Data records →
......

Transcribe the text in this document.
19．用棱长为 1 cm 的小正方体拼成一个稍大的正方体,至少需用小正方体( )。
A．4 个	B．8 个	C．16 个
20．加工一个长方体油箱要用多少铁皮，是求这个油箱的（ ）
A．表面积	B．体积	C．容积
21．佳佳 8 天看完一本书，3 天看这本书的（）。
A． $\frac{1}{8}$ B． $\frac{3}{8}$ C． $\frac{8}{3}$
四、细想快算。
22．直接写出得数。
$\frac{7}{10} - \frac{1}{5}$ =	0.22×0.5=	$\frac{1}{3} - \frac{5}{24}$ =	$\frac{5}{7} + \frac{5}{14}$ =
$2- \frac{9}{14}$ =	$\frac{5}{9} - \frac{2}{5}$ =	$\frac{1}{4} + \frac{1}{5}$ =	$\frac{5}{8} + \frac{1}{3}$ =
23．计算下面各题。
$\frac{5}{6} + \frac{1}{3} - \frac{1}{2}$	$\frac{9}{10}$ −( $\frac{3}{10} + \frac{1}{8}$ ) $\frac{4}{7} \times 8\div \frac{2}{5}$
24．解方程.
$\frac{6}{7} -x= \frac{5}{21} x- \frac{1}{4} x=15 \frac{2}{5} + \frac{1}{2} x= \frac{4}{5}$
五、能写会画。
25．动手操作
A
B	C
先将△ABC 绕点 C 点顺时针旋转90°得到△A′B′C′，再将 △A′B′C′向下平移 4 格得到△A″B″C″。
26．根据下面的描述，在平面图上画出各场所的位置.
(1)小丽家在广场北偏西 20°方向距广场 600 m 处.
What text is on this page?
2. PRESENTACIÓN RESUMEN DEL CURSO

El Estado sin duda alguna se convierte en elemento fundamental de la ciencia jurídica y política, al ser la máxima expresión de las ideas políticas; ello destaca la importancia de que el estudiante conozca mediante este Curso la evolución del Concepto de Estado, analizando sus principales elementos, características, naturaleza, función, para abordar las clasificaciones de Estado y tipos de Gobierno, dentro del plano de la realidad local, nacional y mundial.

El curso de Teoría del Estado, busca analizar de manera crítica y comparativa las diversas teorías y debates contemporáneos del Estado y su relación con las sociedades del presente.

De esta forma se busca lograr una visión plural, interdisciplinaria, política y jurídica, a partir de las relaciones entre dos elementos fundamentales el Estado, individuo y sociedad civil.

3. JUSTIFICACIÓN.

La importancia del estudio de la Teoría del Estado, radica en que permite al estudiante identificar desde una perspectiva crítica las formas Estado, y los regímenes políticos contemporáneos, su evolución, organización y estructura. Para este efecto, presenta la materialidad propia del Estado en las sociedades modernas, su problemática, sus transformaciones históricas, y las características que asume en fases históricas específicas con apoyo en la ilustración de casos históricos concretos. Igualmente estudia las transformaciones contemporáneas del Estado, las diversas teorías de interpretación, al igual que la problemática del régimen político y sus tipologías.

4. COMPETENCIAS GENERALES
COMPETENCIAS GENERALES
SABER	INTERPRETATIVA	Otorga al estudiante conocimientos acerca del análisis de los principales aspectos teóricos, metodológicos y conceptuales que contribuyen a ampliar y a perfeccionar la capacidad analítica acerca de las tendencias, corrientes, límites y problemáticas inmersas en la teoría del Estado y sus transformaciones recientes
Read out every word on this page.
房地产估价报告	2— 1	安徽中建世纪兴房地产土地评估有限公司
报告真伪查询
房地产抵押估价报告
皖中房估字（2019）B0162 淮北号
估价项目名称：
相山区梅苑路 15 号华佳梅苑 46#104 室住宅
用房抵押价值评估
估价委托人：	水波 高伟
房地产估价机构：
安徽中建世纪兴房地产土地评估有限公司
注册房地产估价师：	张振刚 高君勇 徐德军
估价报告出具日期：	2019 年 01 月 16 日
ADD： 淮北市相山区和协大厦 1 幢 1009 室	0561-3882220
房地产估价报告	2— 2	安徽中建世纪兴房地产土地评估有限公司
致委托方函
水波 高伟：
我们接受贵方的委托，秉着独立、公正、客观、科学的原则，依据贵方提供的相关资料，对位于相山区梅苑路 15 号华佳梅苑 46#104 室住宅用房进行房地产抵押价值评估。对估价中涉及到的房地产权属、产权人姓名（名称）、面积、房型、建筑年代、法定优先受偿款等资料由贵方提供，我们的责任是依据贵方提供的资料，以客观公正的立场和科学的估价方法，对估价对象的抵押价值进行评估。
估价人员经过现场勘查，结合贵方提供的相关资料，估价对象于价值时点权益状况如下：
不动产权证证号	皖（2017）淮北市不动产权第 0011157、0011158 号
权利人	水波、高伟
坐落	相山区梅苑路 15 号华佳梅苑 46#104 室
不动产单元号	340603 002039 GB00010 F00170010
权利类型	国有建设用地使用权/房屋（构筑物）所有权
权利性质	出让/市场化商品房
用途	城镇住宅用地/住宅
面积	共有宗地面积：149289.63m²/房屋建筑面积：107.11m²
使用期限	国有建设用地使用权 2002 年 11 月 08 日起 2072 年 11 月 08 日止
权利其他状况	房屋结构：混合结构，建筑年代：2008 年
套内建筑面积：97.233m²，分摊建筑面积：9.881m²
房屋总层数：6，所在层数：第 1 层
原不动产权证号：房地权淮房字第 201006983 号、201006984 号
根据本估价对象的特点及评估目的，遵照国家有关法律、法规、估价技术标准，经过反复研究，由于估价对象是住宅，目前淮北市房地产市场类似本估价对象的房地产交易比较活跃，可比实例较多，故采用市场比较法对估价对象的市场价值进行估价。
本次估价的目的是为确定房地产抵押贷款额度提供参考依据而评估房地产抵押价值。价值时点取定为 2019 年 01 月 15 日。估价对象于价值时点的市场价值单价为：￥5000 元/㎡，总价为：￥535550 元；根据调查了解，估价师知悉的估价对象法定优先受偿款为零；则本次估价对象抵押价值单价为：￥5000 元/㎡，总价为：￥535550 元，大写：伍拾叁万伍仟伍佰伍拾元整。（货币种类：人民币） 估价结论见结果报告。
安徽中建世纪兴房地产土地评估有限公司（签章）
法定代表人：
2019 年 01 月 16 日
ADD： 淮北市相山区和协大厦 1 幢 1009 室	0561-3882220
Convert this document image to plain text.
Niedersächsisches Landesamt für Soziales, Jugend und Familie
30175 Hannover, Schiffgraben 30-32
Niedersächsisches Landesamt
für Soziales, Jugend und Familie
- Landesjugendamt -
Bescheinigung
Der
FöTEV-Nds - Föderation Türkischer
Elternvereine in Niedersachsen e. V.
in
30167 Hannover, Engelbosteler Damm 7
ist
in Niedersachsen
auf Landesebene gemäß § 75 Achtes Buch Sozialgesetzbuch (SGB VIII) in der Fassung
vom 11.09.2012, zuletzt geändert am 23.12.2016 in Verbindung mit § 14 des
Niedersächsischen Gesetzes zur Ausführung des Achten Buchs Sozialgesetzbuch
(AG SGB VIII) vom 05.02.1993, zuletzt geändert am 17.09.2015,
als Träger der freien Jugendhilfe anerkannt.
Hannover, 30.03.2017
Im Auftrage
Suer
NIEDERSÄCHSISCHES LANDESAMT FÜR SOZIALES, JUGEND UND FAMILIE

......

Goal →
Find the word "国有建设用地使用权" in the data and show each line that holds it.

Task output →
权利类型	国有建设用地使用权/房屋（构筑物）所有权
使用期限	国有建设用地使用权 2002 年 11 月 08 日起 2072 年 11 月 08 日止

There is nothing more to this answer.